##### MATERIAL FOR THIS EXERCISE #####
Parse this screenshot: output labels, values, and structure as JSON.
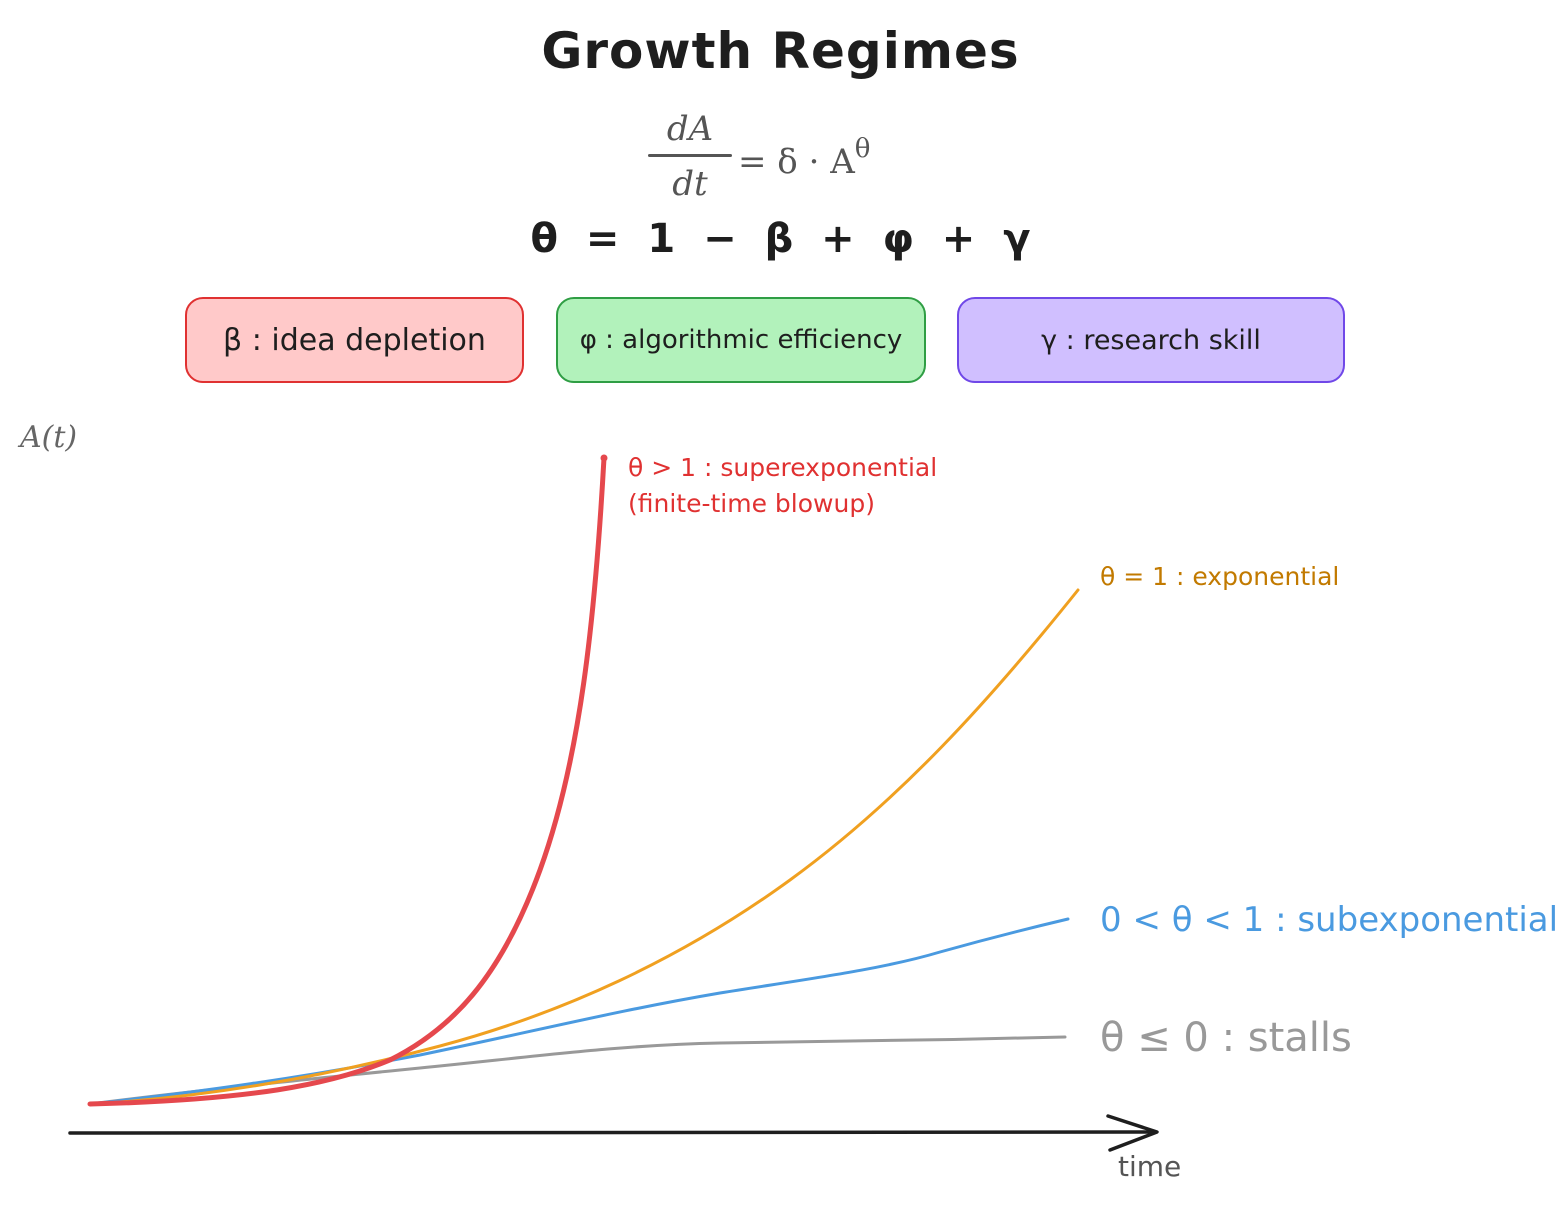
{
  "title": "Growth Regimes",
  "equation": {
    "numerator": "dA",
    "denominator": "dt",
    "rhs": "= δ · A",
    "exponent": "θ"
  },
  "theta_definition": "θ = 1 − β + φ + γ",
  "parameters": [
    {
      "label": "β : idea depletion",
      "fill": "#ffc9c9",
      "stroke": "#e03131"
    },
    {
      "label": "φ : algorithmic efficiency",
      "fill": "#b2f2bb",
      "stroke": "#2f9e44"
    },
    {
      "label": "γ : research skill",
      "fill": "#d0bfff",
      "stroke": "#7048e8"
    }
  ],
  "axes": {
    "y_label": "A(t)",
    "x_label": "time"
  },
  "curves": [
    {
      "label_line1": "θ > 1 : superexponential",
      "label_line2": "(finite-time blowup)",
      "color": "#e5484d"
    },
    {
      "label": "θ = 1 : exponential",
      "color": "#f0a020"
    },
    {
      "label": "0 < θ < 1 : subexponential",
      "color": "#4a9ae0"
    },
    {
      "label": "θ ≤ 0 : stalls",
      "color": "#999999"
    }
  ]
}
#####
WHAT YOU NEED TO DO: Return all lines with the word "fill" in them.

ANSWER TO THE PROBLEM:
      "fill": "#ffc9c9",
      "fill": "#b2f2bb",
      "fill": "#d0bfff",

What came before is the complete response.